## START Provided entries

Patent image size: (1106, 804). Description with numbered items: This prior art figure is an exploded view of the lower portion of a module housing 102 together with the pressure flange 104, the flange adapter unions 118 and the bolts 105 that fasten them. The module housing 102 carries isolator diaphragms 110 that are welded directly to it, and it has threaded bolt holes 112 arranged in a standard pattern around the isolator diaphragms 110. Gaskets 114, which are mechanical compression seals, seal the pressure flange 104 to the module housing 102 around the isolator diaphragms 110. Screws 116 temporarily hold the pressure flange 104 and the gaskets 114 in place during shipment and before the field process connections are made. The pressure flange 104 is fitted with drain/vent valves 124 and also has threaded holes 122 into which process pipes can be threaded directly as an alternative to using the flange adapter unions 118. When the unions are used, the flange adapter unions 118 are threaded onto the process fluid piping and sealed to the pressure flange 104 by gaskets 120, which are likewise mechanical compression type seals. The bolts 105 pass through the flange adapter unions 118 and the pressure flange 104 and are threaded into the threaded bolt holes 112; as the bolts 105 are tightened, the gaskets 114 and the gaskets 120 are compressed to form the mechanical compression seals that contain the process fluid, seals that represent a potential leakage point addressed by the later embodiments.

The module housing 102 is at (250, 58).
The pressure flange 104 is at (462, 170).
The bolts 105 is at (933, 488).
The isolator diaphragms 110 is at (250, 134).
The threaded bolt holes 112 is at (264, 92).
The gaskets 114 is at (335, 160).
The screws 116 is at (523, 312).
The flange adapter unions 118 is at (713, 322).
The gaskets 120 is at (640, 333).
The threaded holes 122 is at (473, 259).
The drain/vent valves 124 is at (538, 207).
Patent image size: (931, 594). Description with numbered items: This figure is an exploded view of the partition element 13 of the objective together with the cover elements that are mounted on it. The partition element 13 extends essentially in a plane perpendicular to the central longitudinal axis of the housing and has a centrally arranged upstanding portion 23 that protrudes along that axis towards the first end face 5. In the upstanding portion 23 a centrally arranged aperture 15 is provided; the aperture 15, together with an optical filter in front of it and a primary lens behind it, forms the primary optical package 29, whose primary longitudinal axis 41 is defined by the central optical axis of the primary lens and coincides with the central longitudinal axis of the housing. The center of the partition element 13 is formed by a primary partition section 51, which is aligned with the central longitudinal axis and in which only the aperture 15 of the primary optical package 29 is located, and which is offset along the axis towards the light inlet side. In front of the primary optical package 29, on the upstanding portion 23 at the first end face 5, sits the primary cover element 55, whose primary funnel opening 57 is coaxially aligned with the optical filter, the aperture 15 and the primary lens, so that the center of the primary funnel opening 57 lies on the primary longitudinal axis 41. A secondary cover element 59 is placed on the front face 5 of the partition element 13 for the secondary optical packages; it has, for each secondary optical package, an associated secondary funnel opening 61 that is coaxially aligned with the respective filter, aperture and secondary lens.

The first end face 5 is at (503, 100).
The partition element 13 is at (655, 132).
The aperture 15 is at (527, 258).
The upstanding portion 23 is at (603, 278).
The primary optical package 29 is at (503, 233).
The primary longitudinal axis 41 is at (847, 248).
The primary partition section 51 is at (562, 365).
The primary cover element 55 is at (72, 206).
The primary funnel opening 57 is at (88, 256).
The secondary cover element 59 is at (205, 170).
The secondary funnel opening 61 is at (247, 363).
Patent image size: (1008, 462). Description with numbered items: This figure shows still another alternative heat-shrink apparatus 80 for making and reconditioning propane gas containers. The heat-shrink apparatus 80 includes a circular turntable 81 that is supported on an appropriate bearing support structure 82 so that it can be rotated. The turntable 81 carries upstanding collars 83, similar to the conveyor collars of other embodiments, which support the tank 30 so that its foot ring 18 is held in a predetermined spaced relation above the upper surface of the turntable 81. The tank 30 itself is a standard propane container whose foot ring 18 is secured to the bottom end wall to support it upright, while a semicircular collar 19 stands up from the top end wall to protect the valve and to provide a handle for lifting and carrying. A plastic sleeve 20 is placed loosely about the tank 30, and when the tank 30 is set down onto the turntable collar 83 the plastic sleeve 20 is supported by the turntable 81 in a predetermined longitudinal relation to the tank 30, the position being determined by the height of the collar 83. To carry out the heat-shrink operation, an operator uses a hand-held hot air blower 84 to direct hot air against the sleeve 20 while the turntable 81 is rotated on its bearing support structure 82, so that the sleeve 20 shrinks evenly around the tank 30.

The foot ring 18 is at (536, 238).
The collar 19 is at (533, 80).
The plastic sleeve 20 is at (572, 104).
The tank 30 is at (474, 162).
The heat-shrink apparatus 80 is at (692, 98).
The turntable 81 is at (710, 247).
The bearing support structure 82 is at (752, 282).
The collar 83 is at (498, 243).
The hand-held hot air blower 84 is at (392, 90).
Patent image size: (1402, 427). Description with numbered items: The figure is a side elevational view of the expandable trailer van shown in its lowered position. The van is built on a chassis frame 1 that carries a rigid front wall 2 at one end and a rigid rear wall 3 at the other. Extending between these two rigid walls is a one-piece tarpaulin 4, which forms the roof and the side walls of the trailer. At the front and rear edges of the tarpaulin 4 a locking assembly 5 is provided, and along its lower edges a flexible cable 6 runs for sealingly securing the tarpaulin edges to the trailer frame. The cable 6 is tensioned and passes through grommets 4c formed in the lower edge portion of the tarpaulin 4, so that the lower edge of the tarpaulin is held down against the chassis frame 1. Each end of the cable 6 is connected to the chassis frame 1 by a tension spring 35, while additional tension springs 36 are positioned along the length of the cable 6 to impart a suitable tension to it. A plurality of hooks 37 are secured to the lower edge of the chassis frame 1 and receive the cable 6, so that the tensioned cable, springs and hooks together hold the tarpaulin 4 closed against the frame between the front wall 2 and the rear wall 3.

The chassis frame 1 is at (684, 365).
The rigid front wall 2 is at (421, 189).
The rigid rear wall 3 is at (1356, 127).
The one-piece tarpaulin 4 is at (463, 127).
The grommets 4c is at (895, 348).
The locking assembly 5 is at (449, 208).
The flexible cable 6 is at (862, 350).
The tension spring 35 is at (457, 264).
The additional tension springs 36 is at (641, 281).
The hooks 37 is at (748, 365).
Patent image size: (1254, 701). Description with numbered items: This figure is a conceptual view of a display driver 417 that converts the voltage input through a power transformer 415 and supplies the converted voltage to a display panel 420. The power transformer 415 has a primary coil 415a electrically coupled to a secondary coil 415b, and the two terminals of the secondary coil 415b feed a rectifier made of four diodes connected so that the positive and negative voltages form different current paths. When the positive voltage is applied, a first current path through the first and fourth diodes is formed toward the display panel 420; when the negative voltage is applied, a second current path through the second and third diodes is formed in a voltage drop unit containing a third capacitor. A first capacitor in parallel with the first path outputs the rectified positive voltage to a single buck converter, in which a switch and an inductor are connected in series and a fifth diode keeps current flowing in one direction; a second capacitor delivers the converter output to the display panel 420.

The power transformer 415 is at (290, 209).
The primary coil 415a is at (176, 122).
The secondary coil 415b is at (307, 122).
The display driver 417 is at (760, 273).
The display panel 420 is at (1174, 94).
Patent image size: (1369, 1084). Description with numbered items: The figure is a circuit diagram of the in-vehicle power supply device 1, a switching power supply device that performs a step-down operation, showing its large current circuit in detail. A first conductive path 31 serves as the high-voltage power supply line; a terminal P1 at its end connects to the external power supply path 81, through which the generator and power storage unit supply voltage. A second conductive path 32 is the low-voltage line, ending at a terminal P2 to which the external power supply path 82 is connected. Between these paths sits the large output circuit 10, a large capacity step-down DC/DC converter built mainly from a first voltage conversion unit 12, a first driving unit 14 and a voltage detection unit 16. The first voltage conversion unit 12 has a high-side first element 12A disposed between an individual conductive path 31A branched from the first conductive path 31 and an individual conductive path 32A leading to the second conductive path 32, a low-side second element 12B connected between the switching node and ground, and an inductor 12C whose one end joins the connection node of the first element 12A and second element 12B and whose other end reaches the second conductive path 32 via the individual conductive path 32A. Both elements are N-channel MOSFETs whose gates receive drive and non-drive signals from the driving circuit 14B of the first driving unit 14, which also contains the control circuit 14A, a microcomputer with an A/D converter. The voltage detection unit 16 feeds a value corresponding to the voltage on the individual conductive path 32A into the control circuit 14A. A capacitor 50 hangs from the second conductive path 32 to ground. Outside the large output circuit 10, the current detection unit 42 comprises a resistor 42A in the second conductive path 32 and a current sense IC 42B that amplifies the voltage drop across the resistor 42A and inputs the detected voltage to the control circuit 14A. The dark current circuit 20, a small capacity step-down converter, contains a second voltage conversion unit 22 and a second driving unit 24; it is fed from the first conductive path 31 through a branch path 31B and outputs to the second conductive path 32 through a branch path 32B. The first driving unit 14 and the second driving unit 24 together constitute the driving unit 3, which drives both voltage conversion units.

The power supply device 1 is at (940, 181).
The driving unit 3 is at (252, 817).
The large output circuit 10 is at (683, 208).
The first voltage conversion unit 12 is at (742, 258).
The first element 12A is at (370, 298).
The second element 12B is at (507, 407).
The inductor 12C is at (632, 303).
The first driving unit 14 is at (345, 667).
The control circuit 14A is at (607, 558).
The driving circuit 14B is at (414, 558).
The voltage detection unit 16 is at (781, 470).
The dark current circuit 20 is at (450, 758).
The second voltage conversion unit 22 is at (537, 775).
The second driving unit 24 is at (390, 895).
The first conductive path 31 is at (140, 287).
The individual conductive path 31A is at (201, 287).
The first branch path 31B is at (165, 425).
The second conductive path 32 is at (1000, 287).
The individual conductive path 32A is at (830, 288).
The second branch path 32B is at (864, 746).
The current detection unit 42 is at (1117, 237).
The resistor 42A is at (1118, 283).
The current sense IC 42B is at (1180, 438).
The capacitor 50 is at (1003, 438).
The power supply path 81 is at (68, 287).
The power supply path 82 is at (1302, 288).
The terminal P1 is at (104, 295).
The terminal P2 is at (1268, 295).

## END Provided entries

## Problem requirements
Return everything in the material from the line that contains "Patent image size: (931, 594)." down to the line that contains "The primary longitudinal axis 41 is", with both of those lines included, copied character for character.

## Solution for this task
Patent image size: (931, 594). Description with numbered items: This figure is an exploded view of the partition element 13 of the objective together with the cover elements that are mounted on it. The partition element 13 extends essentially in a plane perpendicular to the central longitudinal axis of the housing and has a centrally arranged upstanding portion 23 that protrudes along that axis towards the first end face 5. In the upstanding portion 23 a centrally arranged aperture 15 is provided; the aperture 15, together with an optical filter in front of it and a primary lens behind it, forms the primary optical package 29, whose primary longitudinal axis 41 is defined by the central optical axis of the primary lens and coincides with the central longitudinal axis of the housing. The center of the partition element 13 is formed by a primary partition section 51, which is aligned with the central longitudinal axis and in which only the aperture 15 of the primary optical package 29 is located, and which is offset along the axis towards the light inlet side. In front of the primary optical package 29, on the upstanding portion 23 at the first end face 5, sits the primary cover element 55, whose primary funnel opening 57 is coaxially aligned with the optical filter, the aperture 15 and the primary lens, so that the center of the primary funnel opening 57 lies on the primary longitudinal axis 41. A secondary cover element 59 is placed on the front face 5 of the partition element 13 for the secondary optical packages; it has, for each secondary optical package, an associated secondary funnel opening 61 that is coaxially aligned with the respective filter, aperture and secondary lens.

The first end face 5 is at (503, 100).
The partition element 13 is at (655, 132).
The aperture 15 is at (527, 258).
The upstanding portion 23 is at (603, 278).
The primary optical package 29 is at (503, 233).
The primary longitudinal axis 41 is at (847, 248).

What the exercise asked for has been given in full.